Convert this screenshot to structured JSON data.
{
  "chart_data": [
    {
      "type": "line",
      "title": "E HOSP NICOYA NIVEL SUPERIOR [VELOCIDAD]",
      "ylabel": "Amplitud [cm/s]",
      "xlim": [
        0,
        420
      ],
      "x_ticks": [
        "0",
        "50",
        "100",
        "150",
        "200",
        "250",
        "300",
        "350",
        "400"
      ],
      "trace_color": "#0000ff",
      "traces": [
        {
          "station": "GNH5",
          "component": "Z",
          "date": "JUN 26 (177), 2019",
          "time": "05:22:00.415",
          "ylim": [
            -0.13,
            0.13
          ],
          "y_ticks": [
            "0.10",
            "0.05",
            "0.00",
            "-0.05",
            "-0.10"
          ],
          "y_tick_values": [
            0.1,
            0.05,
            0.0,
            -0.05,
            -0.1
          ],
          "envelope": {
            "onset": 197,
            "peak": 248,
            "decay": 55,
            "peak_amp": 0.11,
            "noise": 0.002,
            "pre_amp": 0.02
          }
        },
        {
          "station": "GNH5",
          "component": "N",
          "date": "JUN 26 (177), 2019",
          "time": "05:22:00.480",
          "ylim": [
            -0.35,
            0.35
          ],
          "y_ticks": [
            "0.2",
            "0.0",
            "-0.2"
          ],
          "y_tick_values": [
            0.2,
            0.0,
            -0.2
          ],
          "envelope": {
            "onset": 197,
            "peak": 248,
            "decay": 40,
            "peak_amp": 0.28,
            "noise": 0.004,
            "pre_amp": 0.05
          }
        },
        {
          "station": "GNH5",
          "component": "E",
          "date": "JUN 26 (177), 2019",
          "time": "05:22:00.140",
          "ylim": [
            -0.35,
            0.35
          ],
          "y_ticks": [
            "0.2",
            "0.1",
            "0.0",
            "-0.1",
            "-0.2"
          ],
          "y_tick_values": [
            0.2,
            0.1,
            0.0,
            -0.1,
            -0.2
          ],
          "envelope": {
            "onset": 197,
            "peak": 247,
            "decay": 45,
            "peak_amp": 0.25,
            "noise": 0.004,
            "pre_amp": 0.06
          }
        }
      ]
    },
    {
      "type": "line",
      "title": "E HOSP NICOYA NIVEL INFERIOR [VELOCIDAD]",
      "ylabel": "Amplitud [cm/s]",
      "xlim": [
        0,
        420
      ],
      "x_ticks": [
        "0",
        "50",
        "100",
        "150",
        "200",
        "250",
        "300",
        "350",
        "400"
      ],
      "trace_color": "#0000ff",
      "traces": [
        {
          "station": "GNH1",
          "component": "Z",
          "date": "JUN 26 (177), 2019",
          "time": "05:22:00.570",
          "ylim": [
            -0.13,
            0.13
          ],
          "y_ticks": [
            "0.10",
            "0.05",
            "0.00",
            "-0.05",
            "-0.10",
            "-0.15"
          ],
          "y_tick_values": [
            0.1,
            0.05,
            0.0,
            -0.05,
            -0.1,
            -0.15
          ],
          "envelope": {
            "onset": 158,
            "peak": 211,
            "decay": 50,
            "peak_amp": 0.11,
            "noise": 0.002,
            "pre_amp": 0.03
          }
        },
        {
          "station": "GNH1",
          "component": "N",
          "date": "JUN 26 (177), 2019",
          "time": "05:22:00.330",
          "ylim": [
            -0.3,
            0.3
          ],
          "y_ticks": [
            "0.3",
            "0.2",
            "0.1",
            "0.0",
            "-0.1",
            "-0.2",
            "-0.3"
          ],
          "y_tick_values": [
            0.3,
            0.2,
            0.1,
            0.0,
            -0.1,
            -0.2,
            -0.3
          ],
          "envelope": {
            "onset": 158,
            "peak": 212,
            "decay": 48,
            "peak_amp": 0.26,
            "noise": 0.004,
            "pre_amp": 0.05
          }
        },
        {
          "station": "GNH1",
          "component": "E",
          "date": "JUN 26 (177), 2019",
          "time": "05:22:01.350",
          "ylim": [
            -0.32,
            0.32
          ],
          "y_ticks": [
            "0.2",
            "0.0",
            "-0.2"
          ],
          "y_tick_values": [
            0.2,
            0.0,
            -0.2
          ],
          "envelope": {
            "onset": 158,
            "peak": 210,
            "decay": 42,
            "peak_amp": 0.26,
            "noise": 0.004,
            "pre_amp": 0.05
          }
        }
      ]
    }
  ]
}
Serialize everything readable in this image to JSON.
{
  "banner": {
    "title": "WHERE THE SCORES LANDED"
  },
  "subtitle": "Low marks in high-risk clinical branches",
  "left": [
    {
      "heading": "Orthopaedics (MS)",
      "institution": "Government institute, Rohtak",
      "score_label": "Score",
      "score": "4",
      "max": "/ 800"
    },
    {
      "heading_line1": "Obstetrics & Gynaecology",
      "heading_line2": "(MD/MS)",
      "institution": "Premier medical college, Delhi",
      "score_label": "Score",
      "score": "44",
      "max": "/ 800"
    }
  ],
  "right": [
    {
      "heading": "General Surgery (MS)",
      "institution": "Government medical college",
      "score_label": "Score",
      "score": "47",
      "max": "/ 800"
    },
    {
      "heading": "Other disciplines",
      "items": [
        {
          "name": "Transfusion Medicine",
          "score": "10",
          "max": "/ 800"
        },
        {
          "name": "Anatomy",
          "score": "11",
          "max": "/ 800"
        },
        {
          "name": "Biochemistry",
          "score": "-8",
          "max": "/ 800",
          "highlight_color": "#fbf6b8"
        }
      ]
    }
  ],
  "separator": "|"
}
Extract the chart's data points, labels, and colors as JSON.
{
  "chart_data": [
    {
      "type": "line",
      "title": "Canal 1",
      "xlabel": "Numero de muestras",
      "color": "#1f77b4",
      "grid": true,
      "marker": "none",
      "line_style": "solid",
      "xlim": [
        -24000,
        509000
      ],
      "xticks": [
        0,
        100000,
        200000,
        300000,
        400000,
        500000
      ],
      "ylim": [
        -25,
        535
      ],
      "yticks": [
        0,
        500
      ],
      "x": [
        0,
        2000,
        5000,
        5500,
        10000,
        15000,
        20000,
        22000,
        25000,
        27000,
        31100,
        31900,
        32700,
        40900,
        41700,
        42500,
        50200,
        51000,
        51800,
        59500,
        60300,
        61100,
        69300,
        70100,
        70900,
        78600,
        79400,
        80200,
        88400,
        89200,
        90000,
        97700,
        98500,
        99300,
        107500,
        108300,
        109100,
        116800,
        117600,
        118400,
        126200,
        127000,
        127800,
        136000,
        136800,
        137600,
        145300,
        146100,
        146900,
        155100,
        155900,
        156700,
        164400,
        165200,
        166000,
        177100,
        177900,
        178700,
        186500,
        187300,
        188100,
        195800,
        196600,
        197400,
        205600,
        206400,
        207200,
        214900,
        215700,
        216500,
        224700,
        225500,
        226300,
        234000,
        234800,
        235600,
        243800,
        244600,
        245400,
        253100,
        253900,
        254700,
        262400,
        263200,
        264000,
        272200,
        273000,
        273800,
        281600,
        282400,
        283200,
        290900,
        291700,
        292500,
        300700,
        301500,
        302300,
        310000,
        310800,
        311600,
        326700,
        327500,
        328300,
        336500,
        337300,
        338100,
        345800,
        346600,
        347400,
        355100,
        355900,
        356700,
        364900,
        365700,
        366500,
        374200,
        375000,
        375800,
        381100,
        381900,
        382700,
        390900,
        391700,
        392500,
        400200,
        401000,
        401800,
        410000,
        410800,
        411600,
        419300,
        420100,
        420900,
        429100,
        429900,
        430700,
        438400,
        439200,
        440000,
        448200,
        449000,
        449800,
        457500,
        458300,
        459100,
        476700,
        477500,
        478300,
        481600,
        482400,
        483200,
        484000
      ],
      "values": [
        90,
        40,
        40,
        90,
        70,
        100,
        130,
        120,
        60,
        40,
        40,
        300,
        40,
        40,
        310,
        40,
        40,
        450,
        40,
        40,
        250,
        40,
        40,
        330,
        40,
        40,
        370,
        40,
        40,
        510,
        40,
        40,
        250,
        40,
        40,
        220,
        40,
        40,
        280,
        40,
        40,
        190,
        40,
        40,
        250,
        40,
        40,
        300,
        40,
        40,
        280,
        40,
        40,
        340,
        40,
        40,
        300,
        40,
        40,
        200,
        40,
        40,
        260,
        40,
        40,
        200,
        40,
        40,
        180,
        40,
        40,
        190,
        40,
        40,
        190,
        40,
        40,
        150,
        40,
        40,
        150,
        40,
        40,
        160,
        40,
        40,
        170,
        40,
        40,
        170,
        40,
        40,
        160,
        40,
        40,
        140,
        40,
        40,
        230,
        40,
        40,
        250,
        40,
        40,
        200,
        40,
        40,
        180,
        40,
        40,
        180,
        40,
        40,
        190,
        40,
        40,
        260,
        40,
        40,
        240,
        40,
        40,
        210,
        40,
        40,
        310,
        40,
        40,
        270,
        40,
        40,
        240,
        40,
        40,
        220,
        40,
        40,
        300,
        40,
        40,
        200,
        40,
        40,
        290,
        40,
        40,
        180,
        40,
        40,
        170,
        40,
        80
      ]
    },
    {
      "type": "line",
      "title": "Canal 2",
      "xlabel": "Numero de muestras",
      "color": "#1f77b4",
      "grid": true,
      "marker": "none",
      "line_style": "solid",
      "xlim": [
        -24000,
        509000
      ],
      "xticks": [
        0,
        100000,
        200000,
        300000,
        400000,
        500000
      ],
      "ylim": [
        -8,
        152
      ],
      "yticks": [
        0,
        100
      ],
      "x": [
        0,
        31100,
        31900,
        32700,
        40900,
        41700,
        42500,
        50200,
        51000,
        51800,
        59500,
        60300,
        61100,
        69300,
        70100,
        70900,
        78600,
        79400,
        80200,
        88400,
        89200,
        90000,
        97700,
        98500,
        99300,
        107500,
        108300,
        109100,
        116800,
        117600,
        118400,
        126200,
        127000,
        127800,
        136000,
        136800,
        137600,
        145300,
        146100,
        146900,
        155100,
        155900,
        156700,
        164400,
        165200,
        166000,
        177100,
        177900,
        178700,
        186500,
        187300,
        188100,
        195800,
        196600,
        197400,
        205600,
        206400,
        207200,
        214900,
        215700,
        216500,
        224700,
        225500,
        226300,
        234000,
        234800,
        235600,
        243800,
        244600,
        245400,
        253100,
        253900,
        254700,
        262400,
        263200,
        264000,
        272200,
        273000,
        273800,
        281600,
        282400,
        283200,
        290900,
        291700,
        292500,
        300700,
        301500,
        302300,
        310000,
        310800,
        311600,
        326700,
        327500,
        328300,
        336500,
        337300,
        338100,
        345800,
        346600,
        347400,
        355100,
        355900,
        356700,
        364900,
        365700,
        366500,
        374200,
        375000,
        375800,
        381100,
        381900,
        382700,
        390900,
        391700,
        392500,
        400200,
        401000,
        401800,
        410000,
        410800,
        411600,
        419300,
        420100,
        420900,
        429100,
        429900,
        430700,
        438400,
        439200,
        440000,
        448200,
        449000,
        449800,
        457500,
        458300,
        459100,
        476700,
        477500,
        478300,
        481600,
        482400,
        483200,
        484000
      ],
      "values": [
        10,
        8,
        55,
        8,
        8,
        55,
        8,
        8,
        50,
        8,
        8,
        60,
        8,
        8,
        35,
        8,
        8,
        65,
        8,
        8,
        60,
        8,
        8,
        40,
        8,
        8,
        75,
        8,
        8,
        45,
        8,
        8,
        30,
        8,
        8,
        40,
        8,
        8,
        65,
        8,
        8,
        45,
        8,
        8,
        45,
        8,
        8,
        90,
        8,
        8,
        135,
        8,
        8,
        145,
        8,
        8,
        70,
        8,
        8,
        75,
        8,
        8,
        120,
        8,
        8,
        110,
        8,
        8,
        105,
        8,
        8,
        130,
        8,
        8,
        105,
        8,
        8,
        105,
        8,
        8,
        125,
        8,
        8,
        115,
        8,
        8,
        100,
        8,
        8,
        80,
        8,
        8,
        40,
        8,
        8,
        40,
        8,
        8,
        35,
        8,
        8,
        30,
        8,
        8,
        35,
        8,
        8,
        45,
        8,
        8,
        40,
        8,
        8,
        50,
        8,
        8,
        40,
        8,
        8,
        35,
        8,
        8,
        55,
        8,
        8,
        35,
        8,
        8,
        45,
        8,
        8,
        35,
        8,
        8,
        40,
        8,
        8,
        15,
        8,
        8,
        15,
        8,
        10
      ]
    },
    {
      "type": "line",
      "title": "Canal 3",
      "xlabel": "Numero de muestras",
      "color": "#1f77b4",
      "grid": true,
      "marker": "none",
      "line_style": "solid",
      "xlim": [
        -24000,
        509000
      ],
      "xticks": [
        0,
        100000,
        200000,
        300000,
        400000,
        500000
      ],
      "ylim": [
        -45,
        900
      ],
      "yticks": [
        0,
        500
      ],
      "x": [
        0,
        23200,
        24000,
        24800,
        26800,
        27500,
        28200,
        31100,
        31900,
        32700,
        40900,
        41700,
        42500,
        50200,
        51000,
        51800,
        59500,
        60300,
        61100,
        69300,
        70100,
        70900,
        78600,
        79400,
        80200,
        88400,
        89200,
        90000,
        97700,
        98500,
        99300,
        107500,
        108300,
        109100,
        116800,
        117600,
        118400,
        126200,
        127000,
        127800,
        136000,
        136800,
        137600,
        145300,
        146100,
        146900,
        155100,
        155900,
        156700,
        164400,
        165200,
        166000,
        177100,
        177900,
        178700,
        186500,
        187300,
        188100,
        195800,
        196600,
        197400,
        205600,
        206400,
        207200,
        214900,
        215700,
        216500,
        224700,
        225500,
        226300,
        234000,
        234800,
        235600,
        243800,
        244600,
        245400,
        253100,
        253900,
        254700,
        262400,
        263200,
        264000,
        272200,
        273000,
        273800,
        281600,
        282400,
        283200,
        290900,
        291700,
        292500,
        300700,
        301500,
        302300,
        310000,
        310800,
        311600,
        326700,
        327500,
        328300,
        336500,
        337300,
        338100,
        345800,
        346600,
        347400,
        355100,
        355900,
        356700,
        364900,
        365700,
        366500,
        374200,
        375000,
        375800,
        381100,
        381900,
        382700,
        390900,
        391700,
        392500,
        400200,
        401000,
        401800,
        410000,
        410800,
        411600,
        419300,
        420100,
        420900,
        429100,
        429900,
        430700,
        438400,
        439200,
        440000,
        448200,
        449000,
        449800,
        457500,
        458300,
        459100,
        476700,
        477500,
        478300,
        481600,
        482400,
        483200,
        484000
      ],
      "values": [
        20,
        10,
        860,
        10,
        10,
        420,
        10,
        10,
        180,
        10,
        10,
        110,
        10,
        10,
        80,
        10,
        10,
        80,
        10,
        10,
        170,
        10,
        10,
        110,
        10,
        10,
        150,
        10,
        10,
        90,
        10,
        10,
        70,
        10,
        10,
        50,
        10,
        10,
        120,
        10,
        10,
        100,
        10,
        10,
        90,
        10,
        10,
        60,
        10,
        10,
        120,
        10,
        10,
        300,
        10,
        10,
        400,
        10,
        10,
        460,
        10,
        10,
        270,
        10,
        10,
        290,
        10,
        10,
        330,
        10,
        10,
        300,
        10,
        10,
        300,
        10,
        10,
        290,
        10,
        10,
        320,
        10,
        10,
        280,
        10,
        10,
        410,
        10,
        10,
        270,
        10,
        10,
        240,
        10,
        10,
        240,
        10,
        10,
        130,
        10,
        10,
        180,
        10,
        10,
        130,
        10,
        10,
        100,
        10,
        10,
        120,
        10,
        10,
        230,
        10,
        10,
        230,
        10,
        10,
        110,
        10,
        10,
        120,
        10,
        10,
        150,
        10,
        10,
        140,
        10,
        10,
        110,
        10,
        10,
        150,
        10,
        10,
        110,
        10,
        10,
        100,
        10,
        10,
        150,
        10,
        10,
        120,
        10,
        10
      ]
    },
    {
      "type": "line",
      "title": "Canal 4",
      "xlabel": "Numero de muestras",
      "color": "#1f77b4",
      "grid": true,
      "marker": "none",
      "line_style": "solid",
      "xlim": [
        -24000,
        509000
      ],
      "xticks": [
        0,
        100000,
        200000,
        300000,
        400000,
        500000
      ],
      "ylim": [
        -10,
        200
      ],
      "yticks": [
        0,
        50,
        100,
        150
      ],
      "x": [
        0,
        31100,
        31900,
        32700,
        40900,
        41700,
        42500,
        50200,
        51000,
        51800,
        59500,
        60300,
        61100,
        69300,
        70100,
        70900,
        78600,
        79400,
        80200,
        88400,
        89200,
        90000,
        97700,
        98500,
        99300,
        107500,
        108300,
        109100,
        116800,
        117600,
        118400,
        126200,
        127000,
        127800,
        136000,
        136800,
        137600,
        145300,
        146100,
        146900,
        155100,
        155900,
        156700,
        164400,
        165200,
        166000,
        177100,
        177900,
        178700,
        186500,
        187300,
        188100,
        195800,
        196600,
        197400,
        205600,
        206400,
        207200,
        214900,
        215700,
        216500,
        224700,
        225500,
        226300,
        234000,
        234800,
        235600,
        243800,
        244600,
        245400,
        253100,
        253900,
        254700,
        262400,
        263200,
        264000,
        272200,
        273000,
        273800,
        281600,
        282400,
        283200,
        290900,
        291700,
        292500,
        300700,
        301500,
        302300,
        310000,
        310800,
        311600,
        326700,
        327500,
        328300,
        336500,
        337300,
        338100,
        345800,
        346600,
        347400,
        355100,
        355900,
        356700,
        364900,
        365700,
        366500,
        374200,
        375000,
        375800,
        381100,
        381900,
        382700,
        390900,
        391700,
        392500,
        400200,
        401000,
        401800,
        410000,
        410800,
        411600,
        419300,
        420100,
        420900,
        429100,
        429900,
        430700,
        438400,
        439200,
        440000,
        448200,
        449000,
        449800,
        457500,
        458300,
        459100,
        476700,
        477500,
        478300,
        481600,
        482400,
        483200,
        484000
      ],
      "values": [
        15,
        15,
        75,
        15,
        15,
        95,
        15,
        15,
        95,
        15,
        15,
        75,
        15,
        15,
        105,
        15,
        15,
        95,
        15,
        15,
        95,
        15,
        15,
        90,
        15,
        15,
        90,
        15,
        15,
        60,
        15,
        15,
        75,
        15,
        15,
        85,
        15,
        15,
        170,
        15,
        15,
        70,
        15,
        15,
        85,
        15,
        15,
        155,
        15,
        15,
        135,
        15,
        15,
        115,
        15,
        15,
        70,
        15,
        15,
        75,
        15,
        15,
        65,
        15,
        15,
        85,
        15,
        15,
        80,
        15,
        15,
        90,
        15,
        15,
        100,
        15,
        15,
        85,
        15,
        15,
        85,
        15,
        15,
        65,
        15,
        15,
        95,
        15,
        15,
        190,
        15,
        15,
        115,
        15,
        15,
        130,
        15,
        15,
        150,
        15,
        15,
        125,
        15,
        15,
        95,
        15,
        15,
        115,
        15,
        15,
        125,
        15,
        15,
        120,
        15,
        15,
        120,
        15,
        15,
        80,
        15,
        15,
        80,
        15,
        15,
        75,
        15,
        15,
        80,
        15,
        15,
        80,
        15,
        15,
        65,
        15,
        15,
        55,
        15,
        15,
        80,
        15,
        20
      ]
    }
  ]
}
┄┄┄┄┄┄
• _Directions for this task_
Find how many lines hold the string "medical", and state that number alone.

• _Expected output_
2